» **EXERCISE DESCRIPTION**: Without the images, write out all of the following entries exactly.

» **SUPPLIED INFORMATION**:

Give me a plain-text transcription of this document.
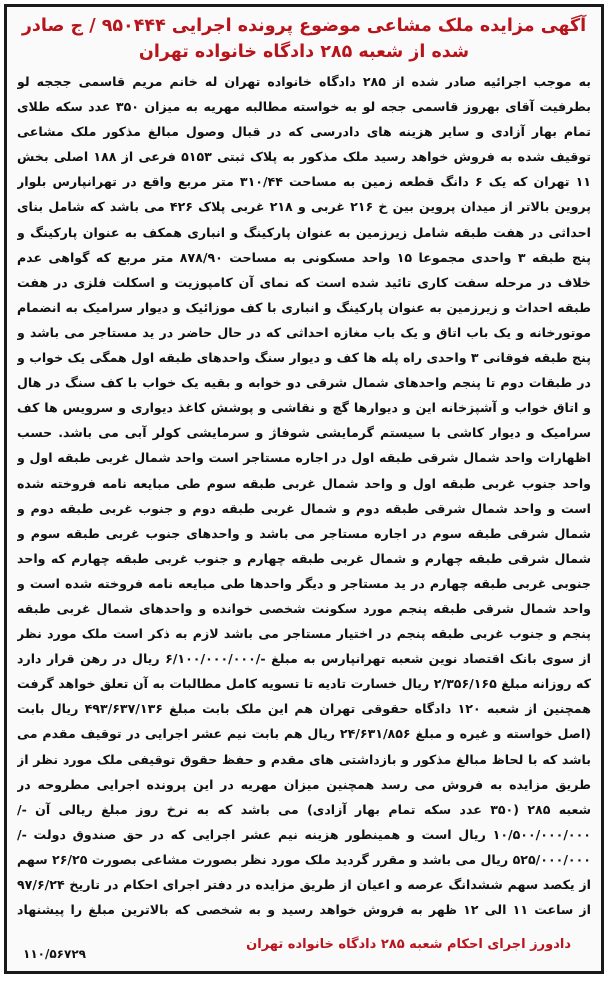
آگهی مزایده ملک مشاعی موضوع پرونده اجرایی ۹۵۰۴۴۴ / ج صادر شده از شعبه ۲۸۵ دادگاه خانواده تهران
به موجب اجرائیه صادر شده از ۲۸۵ دادگاه خانواده تهران له خانم مریم قاسمی جججه لو بطرفیت آقای بهروز قاسمی ججه لو به خواسته مطالبه مهریه به میزان ۳۵۰ عدد سکه طلای تمام بهار آزادی و سایر هزینه های دادرسی که در قبال وصول مبالغ مذکور ملک مشاعی توقیف شده به فروش خواهد رسید ملک مذکور به پلاک ثبتی ۵۱۵۳ فرعی از ۱۸۸ اصلی بخش ۱۱ تهران که یک ۶ دانگ قطعه زمین به مساحت ۳۱۰/۴۴ متر مربع واقع در تهرانپارس بلوار پروین بالاتر از میدان پروین بین خ ۲۱۶ غربی و ۲۱۸ غربی پلاک ۴۲۶ می باشد که شامل بنای احداثی در هفت طبقه شامل زیرزمین به عنوان پارکینگ و انباری همکف به عنوان پارکینگ و پنج طبقه ۳ واحدی مجموعا ۱۵ واحد مسکونی به مساحت ۸۷۸/۹۰ متر مربع که گواهی عدم خلاف در مرحله سفت کاری تائید شده است که نمای آن کامپوزیت و اسکلت فلزی در هفت طبقه احداث و زیرزمین به عنوان پارکینگ و انباری با کف موزائیک و دیوار سرامیک به انضمام موتورخانه و یک باب اتاق و یک باب مغازه احداثی که در حال حاضر در ید مستاجر می باشد و پنج طبقه فوقانی ۳ واحدی راه پله ها کف و دیوار سنگ واحدهای طبقه اول همگی یک خواب و در طبقات دوم تا پنجم واحدهای شمال شرقی دو خوابه و بقیه یک خواب با کف سنگ در هال و اتاق خواب و آشپزخانه این و دیوارها گچ و نقاشی و پوشش کاغذ دیواری و سرویس ها کف سرامیک و دیوار کاشی با سیستم گرمایشی شوفاژ و سرمایشی کولر آبی می باشد. حسب اظهارات واحد شمال شرقی طبقه اول در اجاره مستاجر است واحد شمال غربی طبقه اول و واحد جنوب غربی طبقه اول و واحد شمال غربی طبقه سوم طی مبایعه نامه فروخته شده است و واحد شمال شرقی طبقه دوم و شمال غربی طبقه دوم و جنوب غربی طبقه دوم و شمال شرقی طبقه سوم در اجاره مستاجر می باشد و واحدهای جنوب غربی طبقه سوم و شمال شرقی طبقه چهارم و شمال غربی طبقه چهارم و جنوب غربی طبقه چهارم که واحد جنوبی غربی طبقه چهارم در ید مستاجر و دیگر واحدها طی مبایعه نامه فروخته شده است و واحد شمال شرقی طبقه پنجم مورد سکونت شخصی خوانده و واحدهای شمال غربی طبقه پنجم و جنوب غربی طبقه پنجم در اختیار مستاجر می باشد لازم به ذکر است ملک مورد نظر از سوی بانک اقتصاد نوین شعبه تهرانپارس به مبلغ -/۶/۱۰۰/۰۰۰/۰۰۰ ریال در رهن قرار دارد که روزانه مبلغ ۲/۳۵۶/۱۶۵ ریال خسارت تادیه تا تسویه کامل مطالبات به آن تعلق خواهد گرفت همچنین از شعبه ۱۲۰ دادگاه حقوقی تهران هم این ملک بابت مبلغ ۴۹۳/۶۳۷/۱۳۶ ریال بابت (اصل خواسته و غیره و مبلغ ۲۴/۶۳۱/۸۵۶ ریال هم بابت نیم عشر اجرایی در توقیف مقدم می باشد که با لحاظ مبالغ مذکور و بازداشتی های مقدم و حفظ حقوق توقیفی ملک مورد نظر از طریق مزایده به فروش می رسد همچنین میزان مهریه در این پرونده اجرایی مطروحه در شعبه ۲۸۵ (۳۵۰ عدد سکه تمام بهار آزادی) می باشد که به نرخ روز مبلغ ریالی آن -/۱۰/۵۰۰/۰۰۰/۰۰۰ ریال است و همینطور هزینه نیم عشر اجرایی که در حق صندوق دولت -/۵۲۵/۰۰۰/۰۰۰ ریال می باشد و مقرر گردید ملک مورد نظر بصورت مشاعی بصورت ۲۶/۲۵ سهم از یکصد سهم ششدانگ عرصه و اعیان از طریق مزایده در دفتر اجرای احکام در تاریخ ۹۷/۶/۲۴ از ساعت ۱۱ الی ۱۲ ظهر به فروش خواهد رسید و به شخصی که بالاترین مبلغ را پیشنهاد
دادورز اجرای احکام شعبه ۲۸۵ دادگاه خانواده تهران
۱۱۰/۵۶۷۲۹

» **WORKED SOLUTION**:
Give me a plain-text transcription of this document.
آگهی مزایده ملک مشاعی موضوع پرونده اجرایی ۹۵۰۴۴۴ / ج صادر شده از شعبه ۲۸۵ دادگاه خانواده تهران
به موجب اجرائیه صادر شده از ۲۸۵ دادگاه خانواده تهران له خانم مریم قاسمی جججه لو بطرفیت آقای بهروز قاسمی ججه لو به خواسته مطالبه مهریه به میزان ۳۵۰ عدد سکه طلای تمام بهار آزادی و سایر هزینه های دادرسی که در قبال وصول مبالغ مذکور ملک مشاعی توقیف شده به فروش خواهد رسید ملک مذکور به پلاک ثبتی ۵۱۵۳ فرعی از ۱۸۸ اصلی بخش ۱۱ تهران که یک ۶ دانگ قطعه زمین به مساحت ۳۱۰/۴۴ متر مربع واقع در تهرانپارس بلوار پروین بالاتر از میدان پروین بین خ ۲۱۶ غربی و ۲۱۸ غربی پلاک ۴۲۶ می باشد که شامل بنای احداثی در هفت طبقه شامل زیرزمین به عنوان پارکینگ و انباری همکف به عنوان پارکینگ و پنج طبقه ۳ واحدی مجموعا ۱۵ واحد مسکونی به مساحت ۸۷۸/۹۰ متر مربع که گواهی عدم خلاف در مرحله سفت کاری تائید شده است که نمای آن کامپوزیت و اسکلت فلزی در هفت طبقه احداث و زیرزمین به عنوان پارکینگ و انباری با کف موزائیک و دیوار سرامیک به انضمام موتورخانه و یک باب اتاق و یک باب مغازه احداثی که در حال حاضر در ید مستاجر می باشد و پنج طبقه فوقانی ۳ واحدی راه پله ها کف و دیوار سنگ واحدهای طبقه اول همگی یک خواب و در طبقات دوم تا پنجم واحدهای شمال شرقی دو خوابه و بقیه یک خواب با کف سنگ در هال و اتاق خواب و آشپزخانه این و دیوارها گچ و نقاشی و پوشش کاغذ دیواری و سرویس ها کف سرامیک و دیوار کاشی با سیستم گرمایشی شوفاژ و سرمایشی کولر آبی می باشد. حسب اظهارات واحد شمال شرقی طبقه اول در اجاره مستاجر است واحد شمال غربی طبقه اول و واحد جنوب غربی طبقه اول و واحد شمال غربی طبقه سوم طی مبایعه نامه فروخته شده است و واحد شمال شرقی طبقه دوم و شمال غربی طبقه دوم و جنوب غربی طبقه دوم و شمال شرقی طبقه سوم در اجاره مستاجر می باشد و واحدهای جنوب غربی طبقه سوم و شمال شرقی طبقه چهارم و شمال غربی طبقه چهارم و جنوب غربی طبقه چهارم که واحد جنوبی غربی طبقه چهارم در ید مستاجر و دیگر واحدها طی مبایعه نامه فروخته شده است و واحد شمال شرقی طبقه پنجم مورد سکونت شخصی خوانده و واحدهای شمال غربی طبقه پنجم و جنوب غربی طبقه پنجم در اختیار مستاجر می باشد لازم به ذکر است ملک مورد نظر از سوی بانک اقتصاد نوین شعبه تهرانپارس به مبلغ -/۶/۱۰۰/۰۰۰/۰۰۰ ریال در رهن قرار دارد که روزانه مبلغ ۲/۳۵۶/۱۶۵ ریال خسارت تادیه تا تسویه کامل مطالبات به آن تعلق خواهد گرفت همچنین از شعبه ۱۲۰ دادگاه حقوقی تهران هم این ملک بابت مبلغ ۴۹۳/۶۳۷/۱۳۶ ریال بابت (اصل خواسته و غیره و مبلغ ۲۴/۶۳۱/۸۵۶ ریال هم بابت نیم عشر اجرایی در توقیف مقدم می باشد که با لحاظ مبالغ مذکور و بازداشتی های مقدم و حفظ حقوق توقیفی ملک مورد نظر از طریق مزایده به فروش می رسد همچنین میزان مهریه در این پرونده اجرایی مطروحه در شعبه ۲۸۵ (۳۵۰ عدد سکه تمام بهار آزادی) می باشد که به نرخ روز مبلغ ریالی آن -/۱۰/۵۰۰/۰۰۰/۰۰۰ ریال است و همینطور هزینه نیم عشر اجرایی که در حق صندوق دولت -/۵۲۵/۰۰۰/۰۰۰ ریال می باشد و مقرر گردید ملک مورد نظر بصورت مشاعی بصورت ۲۶/۲۵ سهم از یکصد سهم ششدانگ عرصه و اعیان از طریق مزایده در دفتر اجرای احکام در تاریخ ۹۷/۶/۲۴ از ساعت ۱۱ الی ۱۲ ظهر به فروش خواهد رسید و به شخصی که بالاترین مبلغ را پیشنهاد
دادورز اجرای احکام شعبه ۲۸۵ دادگاه خانواده تهران
۱۱۰/۵۶۷۲۹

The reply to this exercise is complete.